• To do
Tally the lines of the listing that contain the word "JSON", then give the total and nothing else.
+++
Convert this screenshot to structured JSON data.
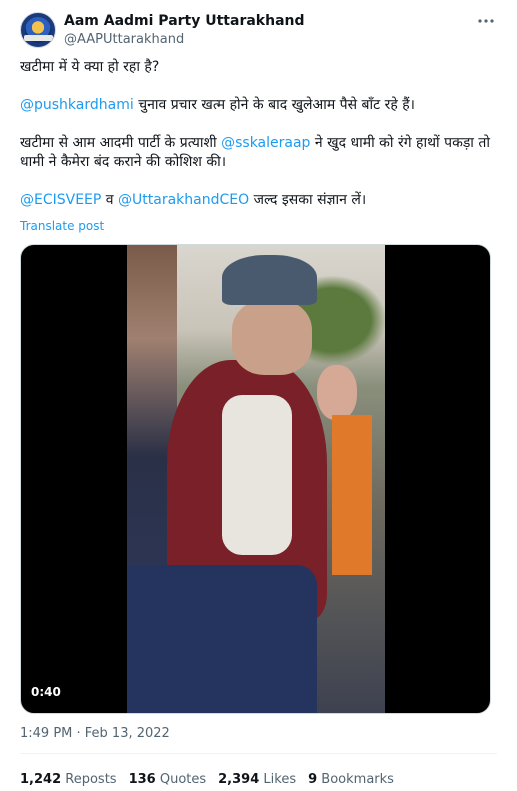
{
  "account": {
    "name": "Aam Aadmi Party Uttarakhand",
    "handle": "@AAPUttarakhand",
    "more_icon": "more-icon"
  },
  "tweet": {
    "line1": "खटीमा में ये क्या हो रहा है?",
    "mention1": "@pushkardhami",
    "line2_rest": " चुनाव प्रचार खत्म होने के बाद खुलेआम पैसे बाँट रहे हैं।",
    "line3_start": "खटीमा से आम आदमी पार्टी के प्रत्याशी ",
    "mention2": "@sskaleraap",
    "line3_rest": " ने खुद धामी को रंगे हाथों पकड़ा तो धामी ने कैमेरा बंद कराने की कोशिश की।",
    "mention3": "@ECISVEEP",
    "connector": " व ",
    "mention4": "@UttarakhandCEO",
    "line4_rest": " जल्द इसका संज्ञान लें।",
    "translate_label": "Translate post"
  },
  "media": {
    "duration": "0:40"
  },
  "meta": {
    "date": "1:49 PM · Feb 13, 2022"
  },
  "stats": {
    "reposts_count": "1,242",
    "reposts_label": "Reposts",
    "quotes_count": "136",
    "quotes_label": "Quotes",
    "likes_count": "2,394",
    "likes_label": "Likes",
    "bookmarks_count": "9",
    "bookmarks_label": "Bookmarks"
  }
}
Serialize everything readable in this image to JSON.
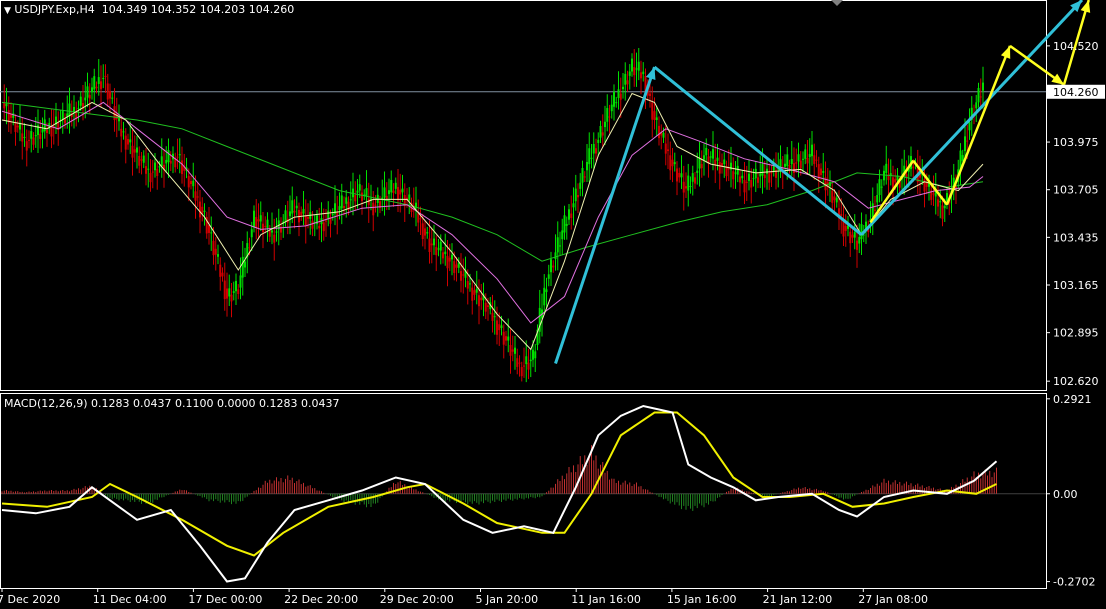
{
  "header": {
    "symbol": "USDJPY.Exp,H4",
    "ohlc": "104.349 104.352 104.203 104.260",
    "macd_label": "MACD(12,26,9) 0.1283 0.0437 0.1100 0.0000 0.1283 0.0437"
  },
  "colors": {
    "background": "#000000",
    "bull": "#00e000",
    "bear": "#d00000",
    "ma_fast": "#f0f0b0",
    "ma_mid": "#e070e0",
    "ma_slow": "#20c020",
    "cyan": "#30c0d8",
    "yellow": "#ffff20",
    "hist_up": "#c03030",
    "hist_down": "#208020",
    "macd": "#ffffff",
    "signal": "#f0f000"
  },
  "chart_data": [
    {
      "type": "candlestick",
      "symbol": "USDJPY.Exp",
      "timeframe": "H4",
      "current_price": 104.26,
      "current_price_label": "104.260",
      "y_ticks": [
        "104.520",
        "103.975",
        "103.705",
        "103.435",
        "103.165",
        "102.895",
        "102.620"
      ],
      "y_tick_values": [
        104.52,
        103.975,
        103.705,
        103.435,
        103.165,
        102.895,
        102.62
      ],
      "ylim": [
        102.57,
        104.78
      ],
      "x_ticks": [
        "7 Dec 2020",
        "11 Dec 04:00",
        "17 Dec 00:00",
        "22 Dec 20:00",
        "29 Dec 20:00",
        "5 Jan 20:00",
        "11 Jan 16:00",
        "15 Jan 16:00",
        "21 Jan 12:00",
        "27 Jan 08:00"
      ],
      "close_path": [
        [
          0,
          104.2
        ],
        [
          10,
          103.98
        ],
        [
          20,
          104.05
        ],
        [
          32,
          104.15
        ],
        [
          45,
          104.35
        ],
        [
          52,
          104.05
        ],
        [
          65,
          103.8
        ],
        [
          78,
          103.9
        ],
        [
          90,
          103.55
        ],
        [
          100,
          103.1
        ],
        [
          105,
          103.15
        ],
        [
          112,
          103.55
        ],
        [
          120,
          103.45
        ],
        [
          130,
          103.6
        ],
        [
          140,
          103.5
        ],
        [
          150,
          103.6
        ],
        [
          158,
          103.7
        ],
        [
          165,
          103.62
        ],
        [
          175,
          103.72
        ],
        [
          183,
          103.6
        ],
        [
          190,
          103.4
        ],
        [
          200,
          103.3
        ],
        [
          208,
          103.15
        ],
        [
          215,
          103.05
        ],
        [
          222,
          102.9
        ],
        [
          230,
          102.7
        ],
        [
          236,
          102.75
        ],
        [
          242,
          103.2
        ],
        [
          250,
          103.5
        ],
        [
          260,
          103.85
        ],
        [
          270,
          104.15
        ],
        [
          280,
          104.4
        ],
        [
          285,
          104.35
        ],
        [
          290,
          104.1
        ],
        [
          296,
          103.9
        ],
        [
          304,
          103.7
        ],
        [
          312,
          103.9
        ],
        [
          320,
          103.85
        ],
        [
          330,
          103.75
        ],
        [
          340,
          103.8
        ],
        [
          350,
          103.85
        ],
        [
          360,
          103.9
        ],
        [
          368,
          103.7
        ],
        [
          374,
          103.5
        ],
        [
          380,
          103.4
        ],
        [
          386,
          103.55
        ],
        [
          392,
          103.8
        ],
        [
          398,
          103.75
        ],
        [
          405,
          103.85
        ],
        [
          412,
          103.7
        ],
        [
          418,
          103.6
        ],
        [
          424,
          103.75
        ],
        [
          430,
          104.1
        ],
        [
          436,
          104.3
        ]
      ],
      "ma_fast_path": [
        [
          0,
          104.1
        ],
        [
          20,
          104.05
        ],
        [
          40,
          104.2
        ],
        [
          55,
          104.1
        ],
        [
          70,
          103.85
        ],
        [
          90,
          103.55
        ],
        [
          105,
          103.25
        ],
        [
          115,
          103.45
        ],
        [
          130,
          103.55
        ],
        [
          150,
          103.58
        ],
        [
          165,
          103.65
        ],
        [
          180,
          103.65
        ],
        [
          200,
          103.35
        ],
        [
          220,
          103.0
        ],
        [
          235,
          102.8
        ],
        [
          250,
          103.3
        ],
        [
          265,
          103.9
        ],
        [
          280,
          104.25
        ],
        [
          290,
          104.2
        ],
        [
          300,
          103.95
        ],
        [
          315,
          103.85
        ],
        [
          335,
          103.8
        ],
        [
          355,
          103.82
        ],
        [
          370,
          103.7
        ],
        [
          382,
          103.45
        ],
        [
          395,
          103.65
        ],
        [
          410,
          103.75
        ],
        [
          425,
          103.7
        ],
        [
          436,
          103.85
        ]
      ],
      "ma_mid_path": [
        [
          0,
          104.15
        ],
        [
          25,
          104.05
        ],
        [
          45,
          104.2
        ],
        [
          60,
          104.05
        ],
        [
          80,
          103.85
        ],
        [
          100,
          103.55
        ],
        [
          115,
          103.48
        ],
        [
          135,
          103.5
        ],
        [
          160,
          103.6
        ],
        [
          180,
          103.62
        ],
        [
          200,
          103.45
        ],
        [
          220,
          103.2
        ],
        [
          235,
          102.95
        ],
        [
          250,
          103.1
        ],
        [
          265,
          103.55
        ],
        [
          280,
          103.9
        ],
        [
          295,
          104.05
        ],
        [
          310,
          103.98
        ],
        [
          330,
          103.88
        ],
        [
          350,
          103.82
        ],
        [
          370,
          103.75
        ],
        [
          385,
          103.6
        ],
        [
          400,
          103.65
        ],
        [
          415,
          103.7
        ],
        [
          430,
          103.72
        ],
        [
          436,
          103.78
        ]
      ],
      "ma_slow_path": [
        [
          0,
          104.2
        ],
        [
          30,
          104.15
        ],
        [
          60,
          104.1
        ],
        [
          80,
          104.05
        ],
        [
          100,
          103.95
        ],
        [
          120,
          103.85
        ],
        [
          150,
          103.7
        ],
        [
          180,
          103.62
        ],
        [
          200,
          103.55
        ],
        [
          220,
          103.45
        ],
        [
          240,
          103.3
        ],
        [
          260,
          103.38
        ],
        [
          280,
          103.45
        ],
        [
          300,
          103.52
        ],
        [
          320,
          103.58
        ],
        [
          340,
          103.62
        ],
        [
          360,
          103.7
        ],
        [
          380,
          103.8
        ],
        [
          400,
          103.78
        ],
        [
          420,
          103.72
        ],
        [
          436,
          103.75
        ]
      ],
      "annotations": [
        {
          "color": "cyan",
          "arrow": true,
          "points": [
            [
              246,
              102.72
            ],
            [
              290,
              104.4
            ]
          ]
        },
        {
          "color": "cyan",
          "arrow": false,
          "points": [
            [
              290,
              104.4
            ],
            [
              382,
              103.45
            ]
          ]
        },
        {
          "color": "cyan",
          "arrow": true,
          "points": [
            [
              382,
              103.45
            ],
            [
              480,
              104.78
            ]
          ]
        },
        {
          "color": "yellow",
          "arrow": false,
          "points": [
            [
              386,
              103.52
            ],
            [
              405,
              103.87
            ]
          ]
        },
        {
          "color": "yellow",
          "arrow": false,
          "points": [
            [
              405,
              103.87
            ],
            [
              420,
              103.62
            ]
          ]
        },
        {
          "color": "yellow",
          "arrow": true,
          "points": [
            [
              420,
              103.62
            ],
            [
              448,
              104.52
            ]
          ]
        },
        {
          "color": "yellow",
          "arrow": true,
          "points": [
            [
              448,
              104.52
            ],
            [
              472,
              104.3
            ]
          ]
        },
        {
          "color": "yellow",
          "arrow": true,
          "points": [
            [
              472,
              104.3
            ],
            [
              483,
              104.78
            ]
          ]
        }
      ]
    },
    {
      "type": "macd",
      "params": [
        12,
        26,
        9
      ],
      "y_ticks": [
        "0.2921",
        "0.00",
        "-0.2702"
      ],
      "y_tick_values": [
        0.2921,
        0.0,
        -0.2702
      ],
      "ylim": [
        -0.29,
        0.31
      ],
      "macd_path": [
        [
          0,
          -0.05
        ],
        [
          15,
          -0.06
        ],
        [
          30,
          -0.04
        ],
        [
          40,
          0.02
        ],
        [
          48,
          -0.02
        ],
        [
          60,
          -0.08
        ],
        [
          75,
          -0.05
        ],
        [
          88,
          -0.16
        ],
        [
          100,
          -0.27
        ],
        [
          108,
          -0.26
        ],
        [
          118,
          -0.15
        ],
        [
          130,
          -0.05
        ],
        [
          145,
          -0.02
        ],
        [
          160,
          0.01
        ],
        [
          175,
          0.05
        ],
        [
          188,
          0.03
        ],
        [
          205,
          -0.08
        ],
        [
          218,
          -0.12
        ],
        [
          232,
          -0.1
        ],
        [
          245,
          -0.12
        ],
        [
          255,
          0.02
        ],
        [
          265,
          0.18
        ],
        [
          275,
          0.24
        ],
        [
          285,
          0.27
        ],
        [
          298,
          0.25
        ],
        [
          305,
          0.09
        ],
        [
          315,
          0.05
        ],
        [
          325,
          0.02
        ],
        [
          335,
          -0.02
        ],
        [
          345,
          -0.01
        ],
        [
          360,
          0.0
        ],
        [
          372,
          -0.05
        ],
        [
          380,
          -0.07
        ],
        [
          392,
          -0.01
        ],
        [
          405,
          0.01
        ],
        [
          420,
          0.0
        ],
        [
          432,
          0.04
        ],
        [
          442,
          0.1
        ]
      ],
      "signal_path": [
        [
          0,
          -0.03
        ],
        [
          20,
          -0.04
        ],
        [
          40,
          -0.01
        ],
        [
          48,
          0.03
        ],
        [
          60,
          -0.01
        ],
        [
          80,
          -0.08
        ],
        [
          100,
          -0.16
        ],
        [
          112,
          -0.19
        ],
        [
          125,
          -0.12
        ],
        [
          145,
          -0.04
        ],
        [
          165,
          -0.01
        ],
        [
          180,
          0.02
        ],
        [
          188,
          0.03
        ],
        [
          205,
          -0.03
        ],
        [
          220,
          -0.09
        ],
        [
          240,
          -0.12
        ],
        [
          250,
          -0.12
        ],
        [
          262,
          0.0
        ],
        [
          275,
          0.18
        ],
        [
          290,
          0.25
        ],
        [
          300,
          0.25
        ],
        [
          312,
          0.18
        ],
        [
          325,
          0.05
        ],
        [
          338,
          -0.01
        ],
        [
          350,
          -0.01
        ],
        [
          365,
          0.0
        ],
        [
          378,
          -0.04
        ],
        [
          392,
          -0.03
        ],
        [
          405,
          -0.01
        ],
        [
          420,
          0.01
        ],
        [
          433,
          0.0
        ],
        [
          442,
          0.03
        ]
      ],
      "histogram": [
        [
          2,
          0.01
        ],
        [
          10,
          0.005
        ],
        [
          20,
          0.01
        ],
        [
          30,
          0.01
        ],
        [
          40,
          0.025
        ],
        [
          48,
          -0.015
        ],
        [
          55,
          -0.02
        ],
        [
          65,
          -0.03
        ],
        [
          80,
          0.015
        ],
        [
          92,
          -0.02
        ],
        [
          105,
          -0.03
        ],
        [
          118,
          0.04
        ],
        [
          128,
          0.05
        ],
        [
          138,
          0.02
        ],
        [
          150,
          -0.02
        ],
        [
          165,
          -0.04
        ],
        [
          175,
          0.04
        ],
        [
          185,
          0.01
        ],
        [
          195,
          -0.02
        ],
        [
          210,
          -0.03
        ],
        [
          225,
          -0.02
        ],
        [
          240,
          -0.01
        ],
        [
          250,
          0.06
        ],
        [
          262,
          0.13
        ],
        [
          272,
          0.04
        ],
        [
          282,
          0.03
        ],
        [
          295,
          -0.02
        ],
        [
          305,
          -0.05
        ],
        [
          315,
          -0.03
        ],
        [
          325,
          0.02
        ],
        [
          340,
          -0.01
        ],
        [
          355,
          0.02
        ],
        [
          365,
          0.01
        ],
        [
          375,
          -0.02
        ],
        [
          392,
          0.04
        ],
        [
          405,
          0.03
        ],
        [
          420,
          0.01
        ],
        [
          432,
          0.06
        ],
        [
          442,
          0.07
        ]
      ]
    }
  ]
}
+++
• Solution below
2